(Dataset items)
* * * * *

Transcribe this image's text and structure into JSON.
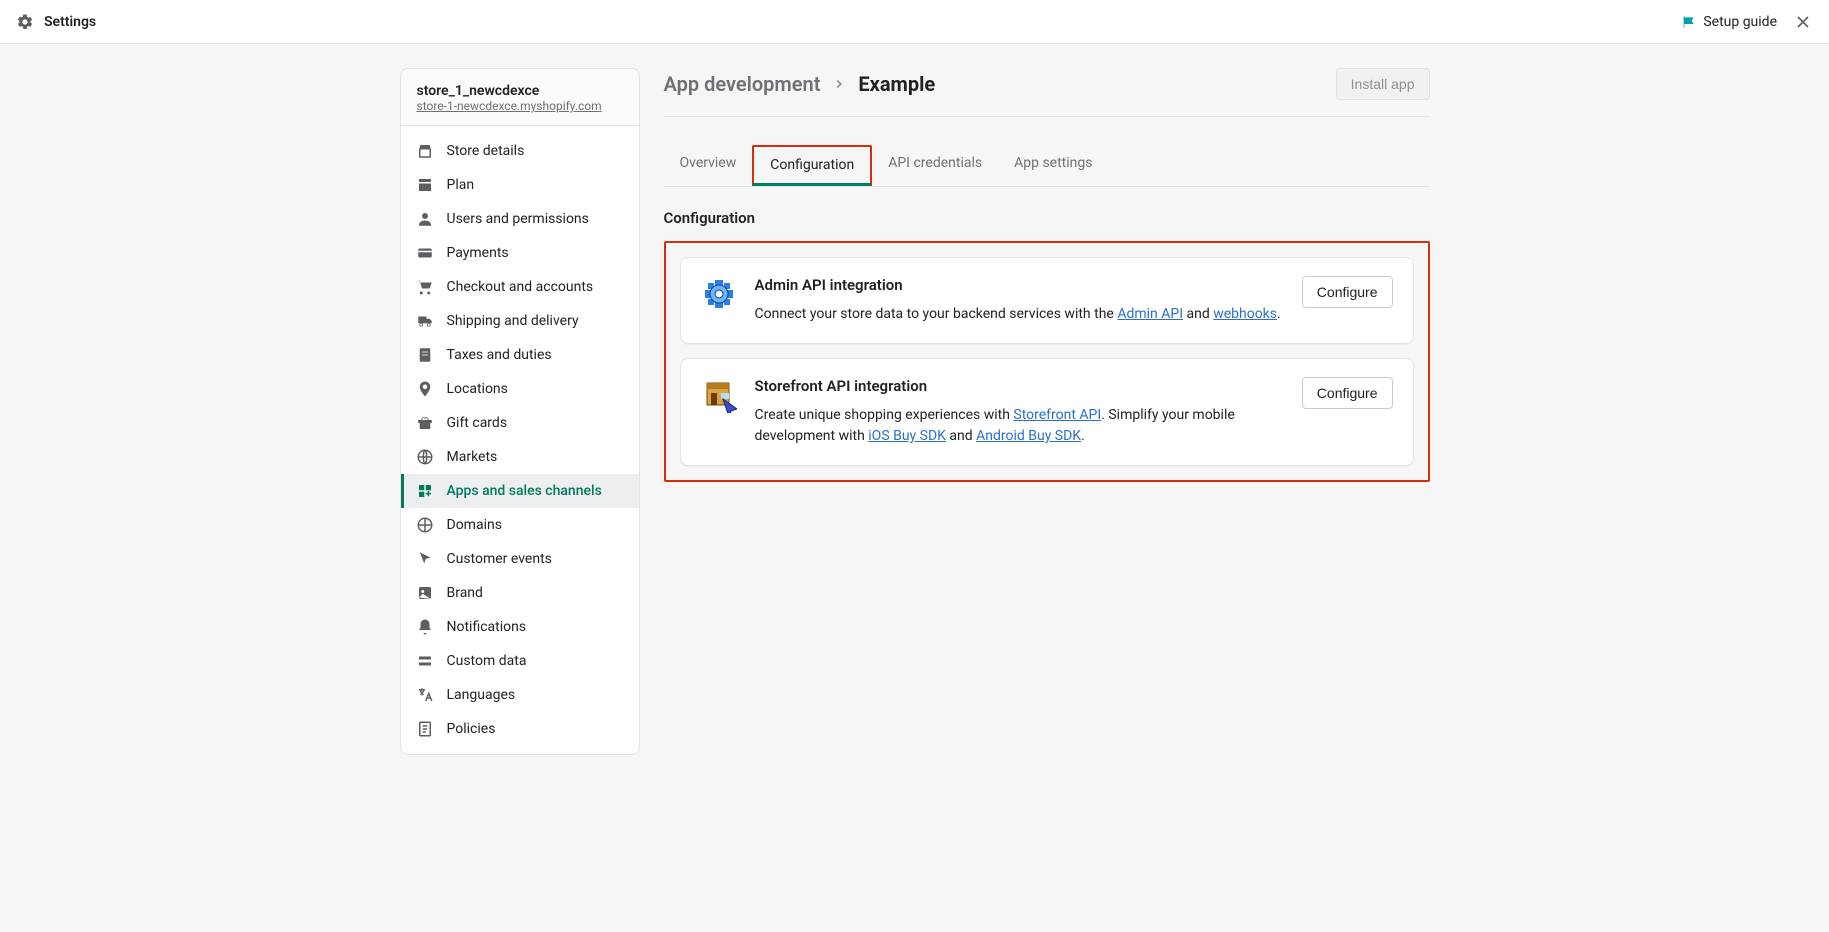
{
  "topbar": {
    "title": "Settings",
    "setup_guide": "Setup guide"
  },
  "store": {
    "name": "store_1_newcdexce",
    "url": "store-1-newcdexce.myshopify.com"
  },
  "nav": {
    "store_details": "Store details",
    "plan": "Plan",
    "users": "Users and permissions",
    "payments": "Payments",
    "checkout": "Checkout and accounts",
    "shipping": "Shipping and delivery",
    "taxes": "Taxes and duties",
    "locations": "Locations",
    "gift_cards": "Gift cards",
    "markets": "Markets",
    "apps": "Apps and sales channels",
    "domains": "Domains",
    "customer_events": "Customer events",
    "brand": "Brand",
    "notifications": "Notifications",
    "custom_data": "Custom data",
    "languages": "Languages",
    "policies": "Policies"
  },
  "breadcrumb": {
    "parent": "App development",
    "current": "Example"
  },
  "actions": {
    "install": "Install app"
  },
  "tabs": {
    "overview": "Overview",
    "configuration": "Configuration",
    "api_credentials": "API credentials",
    "app_settings": "App settings"
  },
  "section": {
    "title": "Configuration"
  },
  "cards": {
    "admin": {
      "title": "Admin API integration",
      "desc_prefix": "Connect your store data to your backend services with the ",
      "link_admin_api": "Admin API",
      "desc_and": " and ",
      "link_webhooks": "webhooks",
      "desc_suffix": ".",
      "button": "Configure"
    },
    "storefront": {
      "title": "Storefront API integration",
      "desc_prefix": "Create unique shopping experiences with ",
      "link_storefront": "Storefront API",
      "desc_mid": ". Simplify your mobile development with ",
      "link_ios": "iOS Buy SDK",
      "desc_and": " and ",
      "link_android": "Android Buy SDK",
      "desc_suffix": ".",
      "button": "Configure"
    }
  }
}
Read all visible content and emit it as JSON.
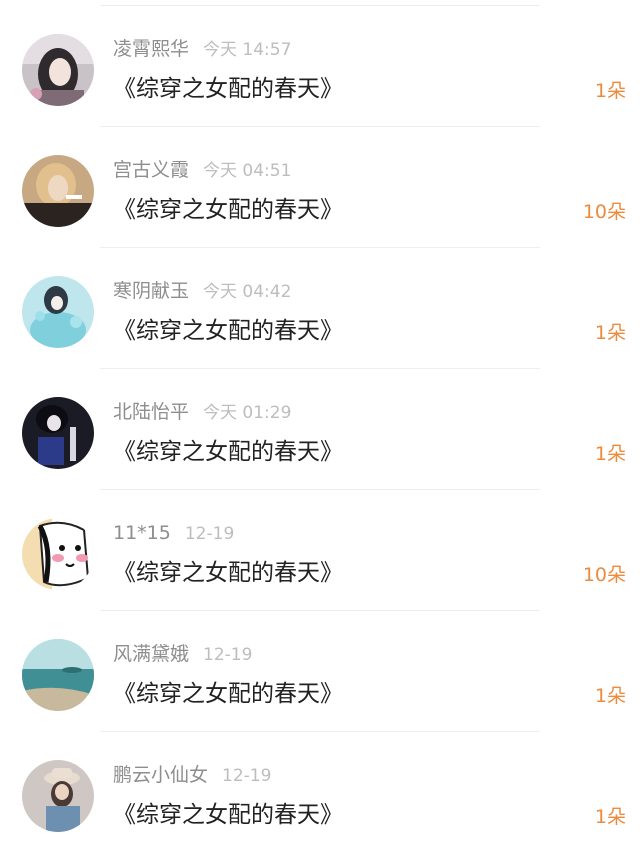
{
  "items": [
    {
      "username": "凌霄熙华",
      "time": "今天 14:57",
      "book": "《综穿之女配的春天》",
      "flowers": "1朵",
      "avatar": "avatar-girl-photo"
    },
    {
      "username": "宫古义霞",
      "time": "今天 04:51",
      "book": "《综穿之女配的春天》",
      "flowers": "10朵",
      "avatar": "avatar-blonde-photo"
    },
    {
      "username": "寒阴献玉",
      "time": "今天 04:42",
      "book": "《综穿之女配的春天》",
      "flowers": "1朵",
      "avatar": "avatar-illustration-blue"
    },
    {
      "username": "北陆怡平",
      "time": "今天 01:29",
      "book": "《综穿之女配的春天》",
      "flowers": "1朵",
      "avatar": "avatar-dark-anime"
    },
    {
      "username": "11*15",
      "time": "12-19",
      "book": "《综穿之女配的春天》",
      "flowers": "10朵",
      "avatar": "avatar-cartoon-sketch"
    },
    {
      "username": "风满黛娥",
      "time": "12-19",
      "book": "《综穿之女配的春天》",
      "flowers": "1朵",
      "avatar": "avatar-seascape"
    },
    {
      "username": "鹏云小仙女",
      "time": "12-19",
      "book": "《综穿之女配的春天》",
      "flowers": "1朵",
      "avatar": "avatar-hat-girl"
    }
  ],
  "colors": {
    "accent": "#ec8b3e",
    "username": "#8e8e8e",
    "time": "#bdbdbd",
    "title": "#222222",
    "divider": "#eeeeee"
  }
}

* * * * *

REQUEST:
Go through the material above and print all of it exactly, except the pictures.

SOLUTION FOR THIS TASK:
Transcribe this image's text and structure into JSON.
{
  "topbar": {
    "title": "Settings",
    "setup_guide": "Setup guide"
  },
  "store": {
    "name": "store_1_newcdexce",
    "url": "store-1-newcdexce.myshopify.com"
  },
  "nav": {
    "store_details": "Store details",
    "plan": "Plan",
    "users": "Users and permissions",
    "payments": "Payments",
    "checkout": "Checkout and accounts",
    "shipping": "Shipping and delivery",
    "taxes": "Taxes and duties",
    "locations": "Locations",
    "gift_cards": "Gift cards",
    "markets": "Markets",
    "apps": "Apps and sales channels",
    "domains": "Domains",
    "customer_events": "Customer events",
    "brand": "Brand",
    "notifications": "Notifications",
    "custom_data": "Custom data",
    "languages": "Languages",
    "policies": "Policies"
  },
  "breadcrumb": {
    "parent": "App development",
    "current": "Example"
  },
  "actions": {
    "install": "Install app"
  },
  "tabs": {
    "overview": "Overview",
    "configuration": "Configuration",
    "api_credentials": "API credentials",
    "app_settings": "App settings"
  },
  "section": {
    "title": "Configuration"
  },
  "cards": {
    "admin": {
      "title": "Admin API integration",
      "desc_prefix": "Connect your store data to your backend services with the ",
      "link_admin_api": "Admin API",
      "desc_and": " and ",
      "link_webhooks": "webhooks",
      "desc_suffix": ".",
      "button": "Configure"
    },
    "storefront": {
      "title": "Storefront API integration",
      "desc_prefix": "Create unique shopping experiences with ",
      "link_storefront": "Storefront API",
      "desc_mid": ". Simplify your mobile development with ",
      "link_ios": "iOS Buy SDK",
      "desc_and": " and ",
      "link_android": "Android Buy SDK",
      "desc_suffix": ".",
      "button": "Configure"
    }
  }
}
Read all visible content and emit it as JSON.
{
  "items": [
    {
      "username": "凌霄熙华",
      "time": "今天 14:57",
      "book": "《综穿之女配的春天》",
      "flowers": "1朵",
      "avatar": "avatar-girl-photo"
    },
    {
      "username": "宫古义霞",
      "time": "今天 04:51",
      "book": "《综穿之女配的春天》",
      "flowers": "10朵",
      "avatar": "avatar-blonde-photo"
    },
    {
      "username": "寒阴献玉",
      "time": "今天 04:42",
      "book": "《综穿之女配的春天》",
      "flowers": "1朵",
      "avatar": "avatar-illustration-blue"
    },
    {
      "username": "北陆怡平",
      "time": "今天 01:29",
      "book": "《综穿之女配的春天》",
      "flowers": "1朵",
      "avatar": "avatar-dark-anime"
    },
    {
      "username": "11*15",
      "time": "12-19",
      "book": "《综穿之女配的春天》",
      "flowers": "10朵",
      "avatar": "avatar-cartoon-sketch"
    },
    {
      "username": "风满黛娥",
      "time": "12-19",
      "book": "《综穿之女配的春天》",
      "flowers": "1朵",
      "avatar": "avatar-seascape"
    },
    {
      "username": "鹏云小仙女",
      "time": "12-19",
      "book": "《综穿之女配的春天》",
      "flowers": "1朵",
      "avatar": "avatar-hat-girl"
    }
  ],
  "colors": {
    "accent": "#ec8b3e",
    "username": "#8e8e8e",
    "time": "#bdbdbd",
    "title": "#222222",
    "divider": "#eeeeee"
  }
}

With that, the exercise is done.